PROMPT: Quote the entries that follow exactly, leaving none out.

(Stored entries)
* * *

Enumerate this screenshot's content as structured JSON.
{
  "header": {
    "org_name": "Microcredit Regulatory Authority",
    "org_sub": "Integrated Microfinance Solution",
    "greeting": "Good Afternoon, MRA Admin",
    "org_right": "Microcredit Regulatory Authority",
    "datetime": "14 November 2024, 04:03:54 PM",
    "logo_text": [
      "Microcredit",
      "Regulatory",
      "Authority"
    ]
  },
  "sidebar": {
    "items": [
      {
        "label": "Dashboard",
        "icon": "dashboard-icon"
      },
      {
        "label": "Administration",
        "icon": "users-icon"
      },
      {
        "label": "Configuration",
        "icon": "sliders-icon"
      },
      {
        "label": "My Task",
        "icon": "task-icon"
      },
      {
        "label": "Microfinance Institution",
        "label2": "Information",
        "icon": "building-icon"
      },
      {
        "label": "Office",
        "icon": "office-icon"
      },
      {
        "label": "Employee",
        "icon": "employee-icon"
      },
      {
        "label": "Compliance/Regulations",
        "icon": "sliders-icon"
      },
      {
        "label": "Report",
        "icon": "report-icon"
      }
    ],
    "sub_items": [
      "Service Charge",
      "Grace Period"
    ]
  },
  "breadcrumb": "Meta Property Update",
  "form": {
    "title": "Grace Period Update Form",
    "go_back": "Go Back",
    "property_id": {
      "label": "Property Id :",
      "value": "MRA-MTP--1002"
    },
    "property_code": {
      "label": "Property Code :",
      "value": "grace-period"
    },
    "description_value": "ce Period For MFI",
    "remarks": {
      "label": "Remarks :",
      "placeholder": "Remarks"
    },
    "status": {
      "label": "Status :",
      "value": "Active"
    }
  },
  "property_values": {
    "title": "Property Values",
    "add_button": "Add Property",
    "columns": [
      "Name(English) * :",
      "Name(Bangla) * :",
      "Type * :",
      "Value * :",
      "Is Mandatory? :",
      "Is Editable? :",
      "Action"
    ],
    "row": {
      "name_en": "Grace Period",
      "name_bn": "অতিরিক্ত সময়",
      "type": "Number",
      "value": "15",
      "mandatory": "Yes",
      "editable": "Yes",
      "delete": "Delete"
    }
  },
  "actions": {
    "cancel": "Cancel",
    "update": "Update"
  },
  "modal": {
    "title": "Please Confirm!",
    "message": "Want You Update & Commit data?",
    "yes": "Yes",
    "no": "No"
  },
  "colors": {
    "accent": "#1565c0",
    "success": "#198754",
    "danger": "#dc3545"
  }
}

* * *

EXERCISE RESULT:
Enumerate this screenshot's content as structured JSON.
{
  "header": {
    "org_name": "Microcredit Regulatory Authority",
    "org_sub": "Integrated Microfinance Solution",
    "greeting": "Good Afternoon, MRA Admin",
    "org_right": "Microcredit Regulatory Authority",
    "datetime": "14 November 2024, 04:03:54 PM",
    "logo_text": [
      "Microcredit",
      "Regulatory",
      "Authority"
    ]
  },
  "sidebar": {
    "items": [
      {
        "label": "Dashboard",
        "icon": "dashboard-icon"
      },
      {
        "label": "Administration",
        "icon": "users-icon"
      },
      {
        "label": "Configuration",
        "icon": "sliders-icon"
      },
      {
        "label": "My Task",
        "icon": "task-icon"
      },
      {
        "label": "Microfinance Institution",
        "label2": "Information",
        "icon": "building-icon"
      },
      {
        "label": "Office",
        "icon": "office-icon"
      },
      {
        "label": "Employee",
        "icon": "employee-icon"
      },
      {
        "label": "Compliance/Regulations",
        "icon": "sliders-icon"
      },
      {
        "label": "Report",
        "icon": "report-icon"
      }
    ],
    "sub_items": [
      "Service Charge",
      "Grace Period"
    ]
  },
  "breadcrumb": "Meta Property Update",
  "form": {
    "title": "Grace Period Update Form",
    "go_back": "Go Back",
    "property_id": {
      "label": "Property Id :",
      "value": "MRA-MTP--1002"
    },
    "property_code": {
      "label": "Property Code :",
      "value": "grace-period"
    },
    "description_value": "ce Period For MFI",
    "remarks": {
      "label": "Remarks :",
      "placeholder": "Remarks"
    },
    "status": {
      "label": "Status :",
      "value": "Active"
    }
  },
  "property_values": {
    "title": "Property Values",
    "add_button": "Add Property",
    "columns": [
      "Name(English) * :",
      "Name(Bangla) * :",
      "Type * :",
      "Value * :",
      "Is Mandatory? :",
      "Is Editable? :",
      "Action"
    ],
    "row": {
      "name_en": "Grace Period",
      "name_bn": "অতিরিক্ত সময়",
      "type": "Number",
      "value": "15",
      "mandatory": "Yes",
      "editable": "Yes",
      "delete": "Delete"
    }
  },
  "actions": {
    "cancel": "Cancel",
    "update": "Update"
  },
  "modal": {
    "title": "Please Confirm!",
    "message": "Want You Update & Commit data?",
    "yes": "Yes",
    "no": "No"
  },
  "colors": {
    "accent": "#1565c0",
    "success": "#198754",
    "danger": "#dc3545"
  }
}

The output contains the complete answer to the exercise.